WORK REQUIRED - Starting at the line that holds "Type out the text in this image.", set down each line through the end of the listing, exactly as written and with nothing added.

DATA TO USE -
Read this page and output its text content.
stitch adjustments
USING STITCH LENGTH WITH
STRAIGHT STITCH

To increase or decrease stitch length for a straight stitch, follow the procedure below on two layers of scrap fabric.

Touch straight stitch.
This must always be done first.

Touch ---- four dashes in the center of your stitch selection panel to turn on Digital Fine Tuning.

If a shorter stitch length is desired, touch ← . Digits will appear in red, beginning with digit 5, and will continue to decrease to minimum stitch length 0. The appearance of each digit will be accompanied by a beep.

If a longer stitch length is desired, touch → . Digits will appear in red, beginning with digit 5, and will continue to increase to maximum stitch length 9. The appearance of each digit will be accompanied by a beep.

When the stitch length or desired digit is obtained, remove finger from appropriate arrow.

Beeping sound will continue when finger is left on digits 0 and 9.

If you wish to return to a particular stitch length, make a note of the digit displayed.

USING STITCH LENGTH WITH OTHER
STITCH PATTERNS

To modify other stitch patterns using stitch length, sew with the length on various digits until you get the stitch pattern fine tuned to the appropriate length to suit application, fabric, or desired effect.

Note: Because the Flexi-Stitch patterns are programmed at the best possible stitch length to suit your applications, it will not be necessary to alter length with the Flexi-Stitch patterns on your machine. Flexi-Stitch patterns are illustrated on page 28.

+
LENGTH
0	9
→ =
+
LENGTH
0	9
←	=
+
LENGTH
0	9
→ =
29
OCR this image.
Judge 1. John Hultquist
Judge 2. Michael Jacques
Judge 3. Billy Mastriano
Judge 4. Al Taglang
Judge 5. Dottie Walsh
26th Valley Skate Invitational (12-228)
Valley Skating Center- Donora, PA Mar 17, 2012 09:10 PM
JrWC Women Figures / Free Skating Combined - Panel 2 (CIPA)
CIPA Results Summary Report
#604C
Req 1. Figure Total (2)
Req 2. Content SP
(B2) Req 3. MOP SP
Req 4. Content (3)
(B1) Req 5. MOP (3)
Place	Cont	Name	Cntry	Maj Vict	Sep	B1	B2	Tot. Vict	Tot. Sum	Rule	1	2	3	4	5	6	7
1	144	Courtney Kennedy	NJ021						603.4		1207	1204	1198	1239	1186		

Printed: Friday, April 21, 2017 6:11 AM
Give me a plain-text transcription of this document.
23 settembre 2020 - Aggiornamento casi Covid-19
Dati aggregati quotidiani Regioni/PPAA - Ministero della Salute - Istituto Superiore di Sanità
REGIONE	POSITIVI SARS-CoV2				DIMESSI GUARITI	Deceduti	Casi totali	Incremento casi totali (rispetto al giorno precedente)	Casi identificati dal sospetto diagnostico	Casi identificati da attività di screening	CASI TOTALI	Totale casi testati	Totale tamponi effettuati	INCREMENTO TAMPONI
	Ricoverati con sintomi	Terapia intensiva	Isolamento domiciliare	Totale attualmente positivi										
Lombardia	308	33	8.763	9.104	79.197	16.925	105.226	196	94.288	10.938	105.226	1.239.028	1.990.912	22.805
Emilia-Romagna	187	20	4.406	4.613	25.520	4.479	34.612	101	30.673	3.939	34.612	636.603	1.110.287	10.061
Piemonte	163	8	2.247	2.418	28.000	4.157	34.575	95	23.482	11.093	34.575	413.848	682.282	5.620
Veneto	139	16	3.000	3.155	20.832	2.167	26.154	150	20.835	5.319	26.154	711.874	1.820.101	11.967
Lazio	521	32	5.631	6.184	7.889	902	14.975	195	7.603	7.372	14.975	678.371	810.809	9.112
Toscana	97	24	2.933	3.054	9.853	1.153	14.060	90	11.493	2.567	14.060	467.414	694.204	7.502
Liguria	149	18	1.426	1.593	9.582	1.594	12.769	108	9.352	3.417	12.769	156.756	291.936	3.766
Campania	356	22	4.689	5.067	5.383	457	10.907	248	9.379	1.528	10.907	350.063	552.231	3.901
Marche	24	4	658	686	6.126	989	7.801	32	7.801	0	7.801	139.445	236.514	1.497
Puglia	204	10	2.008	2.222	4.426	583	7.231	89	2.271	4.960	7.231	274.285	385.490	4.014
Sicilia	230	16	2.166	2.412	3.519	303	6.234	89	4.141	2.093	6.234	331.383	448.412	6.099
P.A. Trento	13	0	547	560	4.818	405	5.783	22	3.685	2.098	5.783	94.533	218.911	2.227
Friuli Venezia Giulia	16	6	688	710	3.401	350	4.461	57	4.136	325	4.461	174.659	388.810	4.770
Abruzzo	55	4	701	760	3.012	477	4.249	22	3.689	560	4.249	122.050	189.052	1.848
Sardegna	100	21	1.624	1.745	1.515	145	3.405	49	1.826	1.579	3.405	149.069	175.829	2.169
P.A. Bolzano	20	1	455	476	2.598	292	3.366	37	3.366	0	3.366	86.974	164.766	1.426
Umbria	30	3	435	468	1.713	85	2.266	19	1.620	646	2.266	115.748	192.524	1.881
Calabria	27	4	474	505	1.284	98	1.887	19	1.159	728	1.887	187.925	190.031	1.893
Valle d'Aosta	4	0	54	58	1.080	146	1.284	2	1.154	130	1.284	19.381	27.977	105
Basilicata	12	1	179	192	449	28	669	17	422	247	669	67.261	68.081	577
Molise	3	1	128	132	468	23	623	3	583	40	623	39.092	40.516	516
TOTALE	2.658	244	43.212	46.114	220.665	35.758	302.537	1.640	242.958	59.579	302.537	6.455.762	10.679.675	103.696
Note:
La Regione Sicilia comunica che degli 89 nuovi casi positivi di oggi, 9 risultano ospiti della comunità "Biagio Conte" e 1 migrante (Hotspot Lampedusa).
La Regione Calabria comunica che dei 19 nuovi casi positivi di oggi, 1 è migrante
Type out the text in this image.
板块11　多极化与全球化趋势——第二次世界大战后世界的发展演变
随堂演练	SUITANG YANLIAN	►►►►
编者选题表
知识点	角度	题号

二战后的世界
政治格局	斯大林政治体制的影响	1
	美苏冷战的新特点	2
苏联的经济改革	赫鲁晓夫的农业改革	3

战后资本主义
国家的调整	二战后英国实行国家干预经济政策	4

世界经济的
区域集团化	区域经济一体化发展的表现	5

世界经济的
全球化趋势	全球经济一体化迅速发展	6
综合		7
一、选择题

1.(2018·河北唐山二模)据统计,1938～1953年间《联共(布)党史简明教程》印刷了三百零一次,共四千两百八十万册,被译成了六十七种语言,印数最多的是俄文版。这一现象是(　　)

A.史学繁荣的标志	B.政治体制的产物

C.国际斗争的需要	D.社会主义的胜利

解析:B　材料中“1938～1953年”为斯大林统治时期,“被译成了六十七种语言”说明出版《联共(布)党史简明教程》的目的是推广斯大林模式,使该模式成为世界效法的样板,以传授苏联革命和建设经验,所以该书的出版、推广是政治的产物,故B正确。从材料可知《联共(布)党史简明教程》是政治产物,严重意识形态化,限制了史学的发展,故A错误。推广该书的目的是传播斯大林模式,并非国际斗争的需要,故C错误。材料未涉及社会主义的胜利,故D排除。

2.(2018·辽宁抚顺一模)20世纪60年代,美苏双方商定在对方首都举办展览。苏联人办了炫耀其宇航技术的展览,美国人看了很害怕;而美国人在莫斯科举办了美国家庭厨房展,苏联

REPLY TO THE TASK -
Type out the text in this image.
板块11　多极化与全球化趋势——第二次世界大战后世界的发展演变
随堂演练	SUITANG YANLIAN	►►►►
编者选题表
知识点	角度	题号

二战后的世界
政治格局	斯大林政治体制的影响	1
	美苏冷战的新特点	2
苏联的经济改革	赫鲁晓夫的农业改革	3

战后资本主义
国家的调整	二战后英国实行国家干预经济政策	4

世界经济的
区域集团化	区域经济一体化发展的表现	5

世界经济的
全球化趋势	全球经济一体化迅速发展	6
综合		7
一、选择题

1.(2018·河北唐山二模)据统计,1938～1953年间《联共(布)党史简明教程》印刷了三百零一次,共四千两百八十万册,被译成了六十七种语言,印数最多的是俄文版。这一现象是(　　)

A.史学繁荣的标志	B.政治体制的产物

C.国际斗争的需要	D.社会主义的胜利

解析:B　材料中“1938～1953年”为斯大林统治时期,“被译成了六十七种语言”说明出版《联共(布)党史简明教程》的目的是推广斯大林模式,使该模式成为世界效法的样板,以传授苏联革命和建设经验,所以该书的出版、推广是政治的产物,故B正确。从材料可知《联共(布)党史简明教程》是政治产物,严重意识形态化,限制了史学的发展,故A错误。推广该书的目的是传播斯大林模式,并非国际斗争的需要,故C错误。材料未涉及社会主义的胜利,故D排除。

2.(2018·辽宁抚顺一模)20世纪60年代,美苏双方商定在对方首都举办展览。苏联人办了炫耀其宇航技术的展览,美国人看了很害怕;而美国人在莫斯科举办了美国家庭厨房展,苏联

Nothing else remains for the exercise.